- [Task to carry out]: Return all lines that include the string "memoria".

- [Input rows]:
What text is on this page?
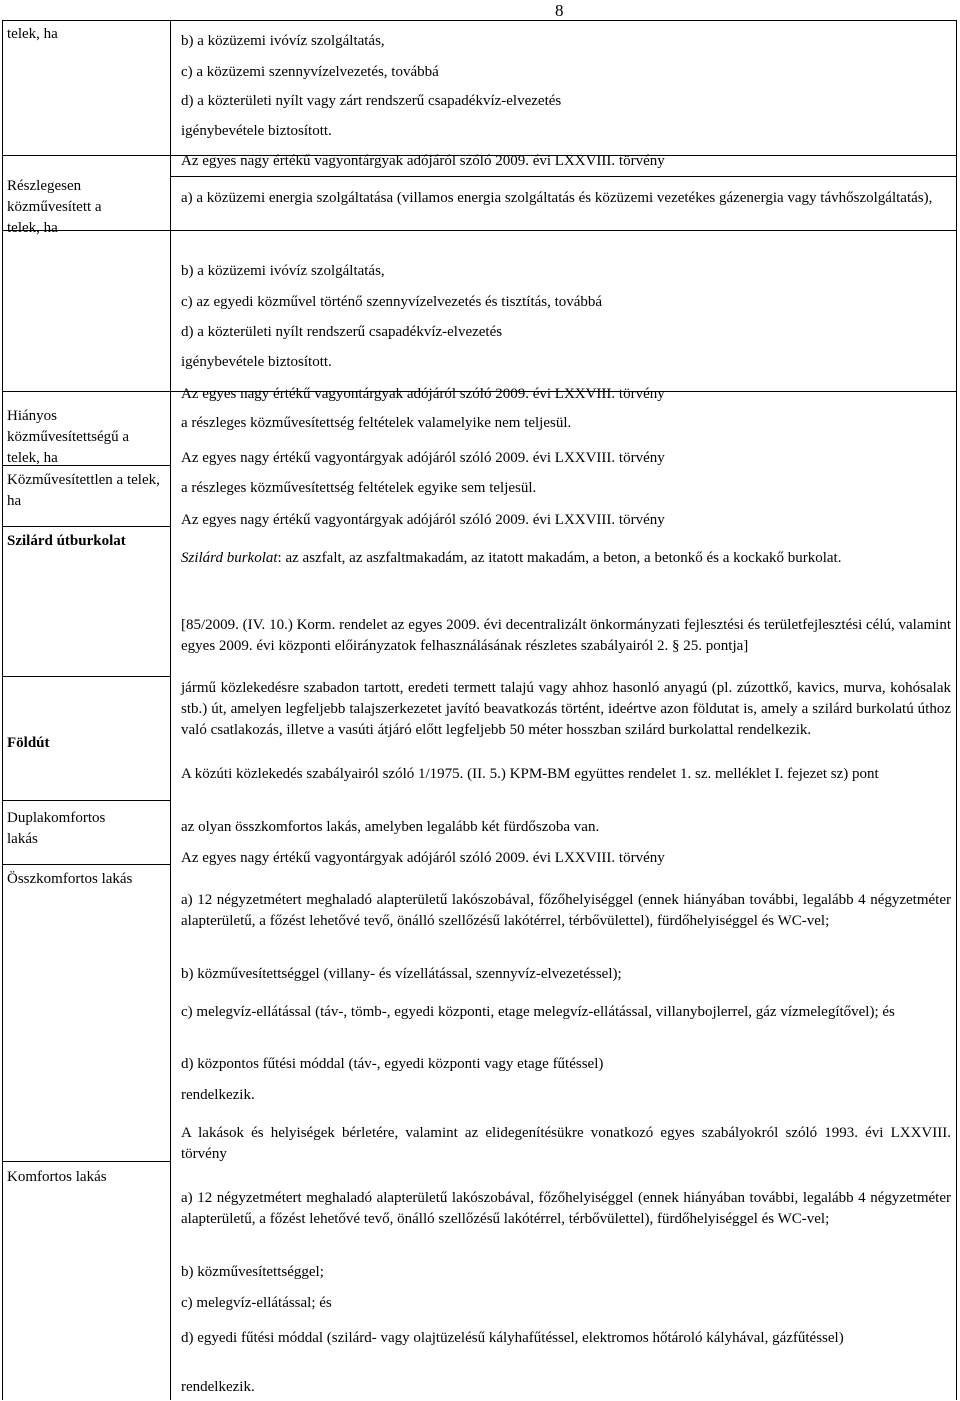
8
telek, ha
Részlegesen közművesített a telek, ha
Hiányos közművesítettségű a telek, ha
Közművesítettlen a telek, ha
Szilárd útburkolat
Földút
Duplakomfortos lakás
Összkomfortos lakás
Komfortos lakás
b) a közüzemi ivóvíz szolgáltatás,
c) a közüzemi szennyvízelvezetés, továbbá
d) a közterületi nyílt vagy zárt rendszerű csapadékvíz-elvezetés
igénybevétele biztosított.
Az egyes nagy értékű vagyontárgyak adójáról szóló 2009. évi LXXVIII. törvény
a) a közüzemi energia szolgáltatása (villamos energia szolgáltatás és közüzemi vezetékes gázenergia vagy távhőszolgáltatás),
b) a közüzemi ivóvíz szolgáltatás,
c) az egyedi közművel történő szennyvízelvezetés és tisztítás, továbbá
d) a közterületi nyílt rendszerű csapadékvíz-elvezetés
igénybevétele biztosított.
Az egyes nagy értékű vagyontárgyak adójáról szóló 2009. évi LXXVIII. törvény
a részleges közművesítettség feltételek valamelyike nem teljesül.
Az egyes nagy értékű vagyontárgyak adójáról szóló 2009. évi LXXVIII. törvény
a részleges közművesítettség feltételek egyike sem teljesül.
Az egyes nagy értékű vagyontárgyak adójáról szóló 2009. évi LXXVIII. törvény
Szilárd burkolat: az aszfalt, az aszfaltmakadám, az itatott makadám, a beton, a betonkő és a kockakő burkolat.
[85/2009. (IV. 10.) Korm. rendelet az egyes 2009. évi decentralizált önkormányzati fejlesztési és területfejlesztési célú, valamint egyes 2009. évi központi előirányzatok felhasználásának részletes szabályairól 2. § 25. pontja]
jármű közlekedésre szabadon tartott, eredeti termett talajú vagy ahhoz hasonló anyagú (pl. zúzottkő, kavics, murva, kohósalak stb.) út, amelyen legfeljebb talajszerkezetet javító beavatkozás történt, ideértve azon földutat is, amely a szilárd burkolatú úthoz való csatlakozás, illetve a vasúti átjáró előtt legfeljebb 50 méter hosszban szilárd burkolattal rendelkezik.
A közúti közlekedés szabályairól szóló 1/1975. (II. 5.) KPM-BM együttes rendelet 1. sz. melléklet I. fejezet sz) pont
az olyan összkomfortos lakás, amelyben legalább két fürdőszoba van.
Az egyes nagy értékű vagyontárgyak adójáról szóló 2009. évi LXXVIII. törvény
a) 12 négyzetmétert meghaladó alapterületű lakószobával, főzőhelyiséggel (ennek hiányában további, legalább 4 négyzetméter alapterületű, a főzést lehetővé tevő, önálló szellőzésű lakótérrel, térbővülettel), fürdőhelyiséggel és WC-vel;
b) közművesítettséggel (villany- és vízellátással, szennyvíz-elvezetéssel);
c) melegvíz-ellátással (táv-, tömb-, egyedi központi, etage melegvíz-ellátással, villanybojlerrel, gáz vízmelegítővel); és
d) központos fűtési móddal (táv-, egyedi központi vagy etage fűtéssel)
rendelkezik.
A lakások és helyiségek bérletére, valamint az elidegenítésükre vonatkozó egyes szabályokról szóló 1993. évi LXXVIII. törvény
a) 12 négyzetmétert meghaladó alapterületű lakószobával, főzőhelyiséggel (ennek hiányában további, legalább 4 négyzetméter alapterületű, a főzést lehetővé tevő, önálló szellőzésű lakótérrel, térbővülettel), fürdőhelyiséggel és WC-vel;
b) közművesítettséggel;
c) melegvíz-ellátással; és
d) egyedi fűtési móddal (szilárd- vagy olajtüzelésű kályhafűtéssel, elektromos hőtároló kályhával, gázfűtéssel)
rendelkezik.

...

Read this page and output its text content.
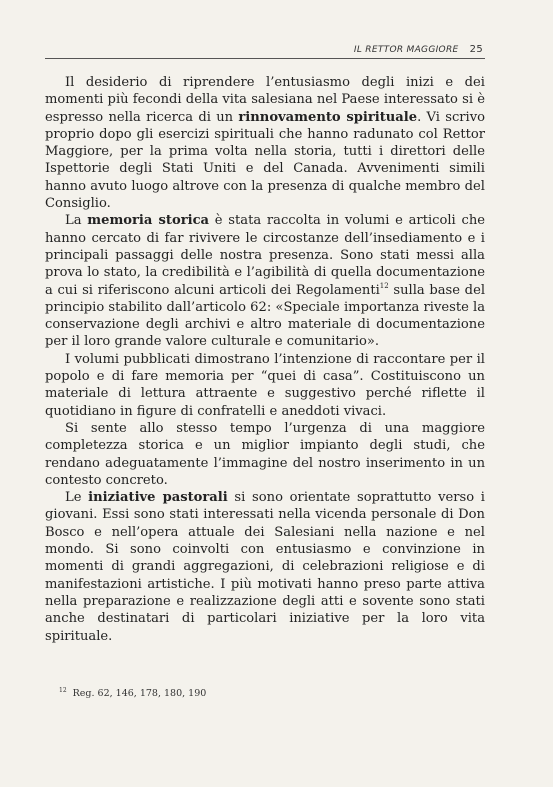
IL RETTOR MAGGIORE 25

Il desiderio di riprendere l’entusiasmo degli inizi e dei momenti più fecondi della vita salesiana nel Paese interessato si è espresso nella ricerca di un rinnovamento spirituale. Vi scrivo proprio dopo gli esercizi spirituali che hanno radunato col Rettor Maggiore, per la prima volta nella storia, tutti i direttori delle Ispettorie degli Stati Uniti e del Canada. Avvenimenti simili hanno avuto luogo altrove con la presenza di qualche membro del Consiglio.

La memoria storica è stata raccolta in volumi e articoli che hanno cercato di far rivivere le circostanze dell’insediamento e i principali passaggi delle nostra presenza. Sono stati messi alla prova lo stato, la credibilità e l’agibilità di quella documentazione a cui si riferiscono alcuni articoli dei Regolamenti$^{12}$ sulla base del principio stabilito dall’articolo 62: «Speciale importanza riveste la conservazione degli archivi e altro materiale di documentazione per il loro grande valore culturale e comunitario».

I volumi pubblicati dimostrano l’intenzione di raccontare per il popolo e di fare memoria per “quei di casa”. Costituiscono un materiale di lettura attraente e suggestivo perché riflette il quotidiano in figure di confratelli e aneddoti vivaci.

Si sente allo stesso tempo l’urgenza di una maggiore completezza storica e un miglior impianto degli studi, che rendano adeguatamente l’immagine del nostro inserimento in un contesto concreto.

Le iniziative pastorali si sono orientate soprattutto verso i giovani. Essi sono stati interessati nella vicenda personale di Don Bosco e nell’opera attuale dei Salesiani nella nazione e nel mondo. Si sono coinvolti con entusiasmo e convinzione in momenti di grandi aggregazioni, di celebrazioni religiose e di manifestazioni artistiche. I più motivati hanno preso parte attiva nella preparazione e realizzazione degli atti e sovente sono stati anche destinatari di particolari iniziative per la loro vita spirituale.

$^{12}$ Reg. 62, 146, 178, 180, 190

- [Reply]:
La memoria storica è stata raccolta in volumi e articoli che hanno cercato di far rivivere le circostanze dell’insediamento e i principali passaggi delle nostra presenza. Sono stati messi alla prova lo stato, la credibilità e l’agibilità di quella documentazione a cui si riferiscono alcuni articoli dei Regolamenti$^{12}$ sulla base del principio stabilito dall’articolo 62: «Speciale importanza riveste la conservazione degli archivi e altro materiale di documentazione per il loro grande valore culturale e comunitario».
I volumi pubblicati dimostrano l’intenzione di raccontare per il popolo e di fare memoria per “quei di casa”. Costituiscono un materiale di lettura attraente e suggestivo perché riflette il quotidiano in figure di confratelli e aneddoti vivaci.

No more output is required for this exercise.